> [EXERCISE GOAL]:
Please copy every entry below, substituting "tree-picture" for each occurrence of "tree-image" and changing nothing else. Leave the pictures out of your copy.

> [TASK DATA]:
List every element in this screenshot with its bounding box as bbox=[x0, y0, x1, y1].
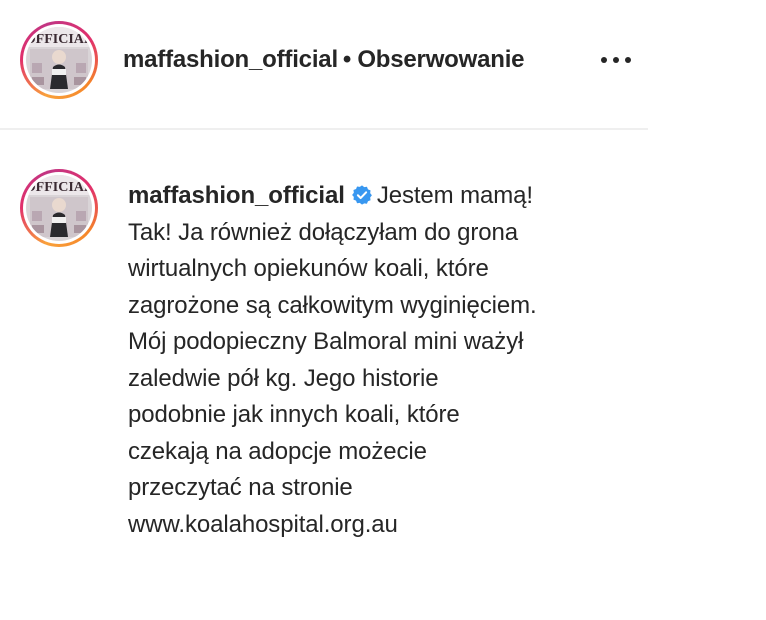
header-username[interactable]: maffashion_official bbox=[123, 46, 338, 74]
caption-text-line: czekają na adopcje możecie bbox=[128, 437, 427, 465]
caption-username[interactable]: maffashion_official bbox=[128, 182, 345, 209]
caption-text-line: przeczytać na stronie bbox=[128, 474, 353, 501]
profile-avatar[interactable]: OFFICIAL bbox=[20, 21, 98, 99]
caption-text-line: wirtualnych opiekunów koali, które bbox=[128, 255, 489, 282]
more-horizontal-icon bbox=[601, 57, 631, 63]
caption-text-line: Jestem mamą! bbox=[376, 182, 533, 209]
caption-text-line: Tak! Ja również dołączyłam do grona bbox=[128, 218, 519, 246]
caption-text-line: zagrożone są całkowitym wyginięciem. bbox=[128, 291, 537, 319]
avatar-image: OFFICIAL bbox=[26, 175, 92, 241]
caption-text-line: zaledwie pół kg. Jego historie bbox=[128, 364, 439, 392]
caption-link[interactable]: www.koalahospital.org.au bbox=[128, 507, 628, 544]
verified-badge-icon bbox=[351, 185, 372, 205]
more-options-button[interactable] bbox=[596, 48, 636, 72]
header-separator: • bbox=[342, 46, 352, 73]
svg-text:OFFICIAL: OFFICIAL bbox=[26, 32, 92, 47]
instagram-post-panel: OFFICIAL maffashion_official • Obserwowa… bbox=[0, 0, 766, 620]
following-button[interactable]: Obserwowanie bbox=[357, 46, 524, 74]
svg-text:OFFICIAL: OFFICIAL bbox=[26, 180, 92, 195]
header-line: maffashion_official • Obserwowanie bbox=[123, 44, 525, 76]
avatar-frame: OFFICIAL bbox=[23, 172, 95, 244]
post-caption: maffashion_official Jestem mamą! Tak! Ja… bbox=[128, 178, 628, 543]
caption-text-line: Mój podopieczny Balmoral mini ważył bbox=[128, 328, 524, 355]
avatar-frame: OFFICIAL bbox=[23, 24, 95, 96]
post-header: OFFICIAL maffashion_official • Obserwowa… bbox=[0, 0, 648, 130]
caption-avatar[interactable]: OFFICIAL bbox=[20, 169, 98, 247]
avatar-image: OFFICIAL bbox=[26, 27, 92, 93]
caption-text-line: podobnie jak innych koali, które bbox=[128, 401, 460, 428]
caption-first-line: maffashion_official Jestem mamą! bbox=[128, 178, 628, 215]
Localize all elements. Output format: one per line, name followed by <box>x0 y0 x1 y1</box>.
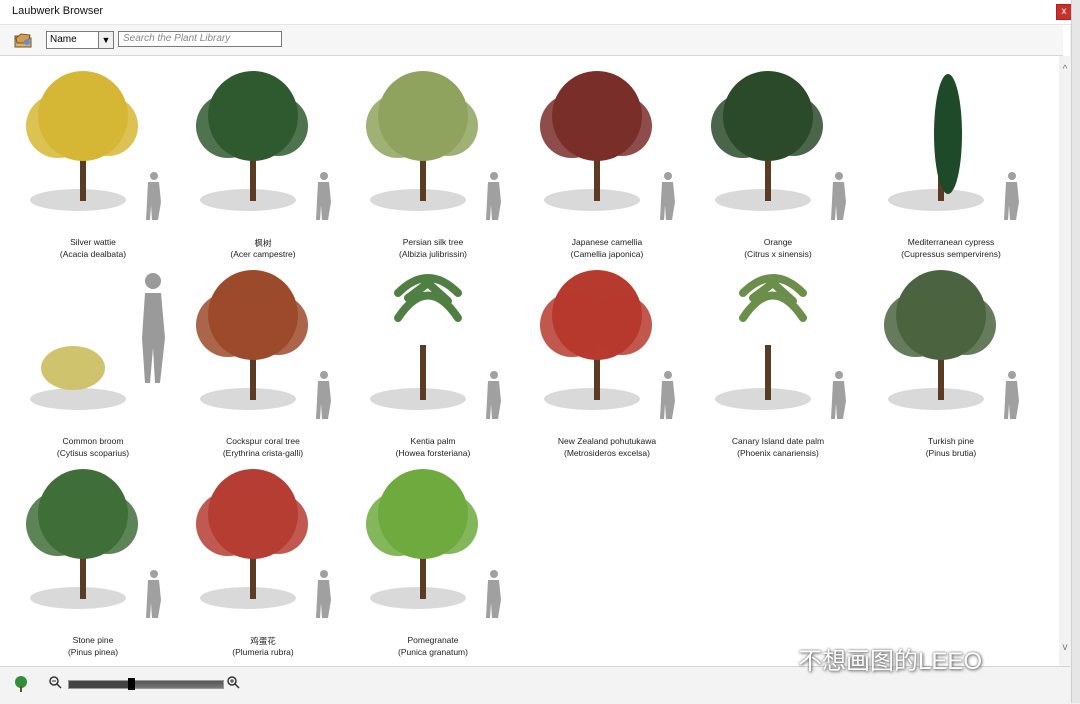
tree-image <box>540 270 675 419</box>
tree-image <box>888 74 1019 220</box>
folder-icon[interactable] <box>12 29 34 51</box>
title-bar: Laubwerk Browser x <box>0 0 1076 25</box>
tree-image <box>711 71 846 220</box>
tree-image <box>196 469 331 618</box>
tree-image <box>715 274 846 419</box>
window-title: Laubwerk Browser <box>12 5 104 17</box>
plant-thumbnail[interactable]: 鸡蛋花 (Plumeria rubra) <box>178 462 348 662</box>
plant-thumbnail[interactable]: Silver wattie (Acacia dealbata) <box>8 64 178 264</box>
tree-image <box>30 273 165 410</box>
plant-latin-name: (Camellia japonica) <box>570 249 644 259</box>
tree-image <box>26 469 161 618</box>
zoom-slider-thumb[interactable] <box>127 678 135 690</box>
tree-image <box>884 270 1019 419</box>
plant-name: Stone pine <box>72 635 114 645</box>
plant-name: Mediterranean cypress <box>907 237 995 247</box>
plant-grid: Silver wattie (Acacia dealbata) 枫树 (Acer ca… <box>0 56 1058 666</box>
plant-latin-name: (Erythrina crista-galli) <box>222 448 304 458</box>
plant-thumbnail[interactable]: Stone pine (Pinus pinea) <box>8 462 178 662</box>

> [RESULT]:
List every element in this screenshot with its bounding box as bbox=[x0, y0, x1, y1].
header-username[interactable]: maffashion_official bbox=[123, 46, 338, 74]
caption-text-line: czekają na adopcje możecie bbox=[128, 437, 427, 465]
caption-username[interactable]: maffashion_official bbox=[128, 182, 345, 209]
caption-text-line: przeczytać na stronie bbox=[128, 474, 353, 501]
profile-avatar[interactable]: OFFICIAL bbox=[20, 21, 98, 99]
caption-text-line: wirtualnych opiekunów koali, które bbox=[128, 255, 489, 282]
more-horizontal-icon bbox=[601, 57, 631, 63]
caption-text-line: Jestem mamą! bbox=[376, 182, 533, 209]
caption-text-line: Tak! Ja również dołączyłam do grona bbox=[128, 218, 519, 246]
caption-text-line: zagrożone są całkowitym wyginięciem. bbox=[128, 291, 537, 319]
avatar-image: OFFICIAL bbox=[26, 175, 92, 241]
caption-text-line: zaledwie pół kg. Jego historie bbox=[128, 364, 439, 392]
caption-link[interactable]: www.koalahospital.org.au bbox=[128, 507, 628, 544]
verified-badge-icon bbox=[351, 185, 372, 205]
more-options-button[interactable] bbox=[596, 48, 636, 72]
header-separator: • bbox=[342, 46, 352, 73]
svg-text:OFFICIAL: OFFICIAL bbox=[26, 32, 92, 47]
instagram-post-panel: OFFICIAL maffashion_official • Obserwowa… bbox=[0, 0, 766, 620]
following-button[interactable]: Obserwowanie bbox=[357, 46, 524, 74]
svg-text:OFFICIAL: OFFICIAL bbox=[26, 180, 92, 195]
header-line: maffashion_official • Obserwowanie bbox=[123, 44, 525, 76]
avatar-frame: OFFICIAL bbox=[23, 172, 95, 244]
post-caption: maffashion_official Jestem mamą! Tak! Ja… bbox=[128, 178, 628, 543]
caption-text-line: Mój podopieczny Balmoral mini ważył bbox=[128, 328, 524, 355]
avatar-frame: OFFICIAL bbox=[23, 24, 95, 96]
post-header: OFFICIAL maffashion_official • Obserwowa… bbox=[0, 0, 648, 130]
caption-avatar[interactable]: OFFICIAL bbox=[20, 169, 98, 247]
avatar-image: OFFICIAL bbox=[26, 27, 92, 93]
caption-text-line: podobnie jak innych koali, które bbox=[128, 401, 460, 428]
caption-first-line: maffashion_official Jestem mamą! bbox=[128, 178, 628, 215]
Localize all elements. Output format: one per line, name followed by <box>x0 y0 x1 y1</box>.
tree-picture <box>540 270 675 419</box>
tree-picture <box>888 74 1019 220</box>
folder-icon[interactable] <box>12 29 34 51</box>
title-bar: Laubwerk Browser x <box>0 0 1076 25</box>
tree-picture <box>711 71 846 220</box>
tree-picture <box>196 469 331 618</box>
tree-picture <box>715 274 846 419</box>
window-title: Laubwerk Browser <box>12 5 104 17</box>
plant-thumbnail[interactable]: 鸡蛋花 (Plumeria rubra) <box>178 462 348 662</box>
plant-thumbnail[interactable]: Silver wattie (Acacia dealbata) <box>8 64 178 264</box>
tree-picture <box>30 273 165 410</box>
plant-latin-name: (Camellia japonica) <box>570 249 644 259</box>
tree-picture <box>26 469 161 618</box>
zoom-slider-thumb[interactable] <box>127 678 135 690</box>
tree-picture <box>884 270 1019 419</box>
plant-name: Stone pine <box>72 635 114 645</box>
plant-name: Mediterranean cypress <box>907 237 995 247</box>
plant-grid: Silver wattie (Acacia dealbata) 枫树 (Acer ca… <box>0 56 1058 666</box>
plant-latin-name: (Erythrina crista-galli) <box>222 448 304 458</box>
plant-thumbnail[interactable]: Stone pine (Pinus pinea) <box>8 462 178 662</box>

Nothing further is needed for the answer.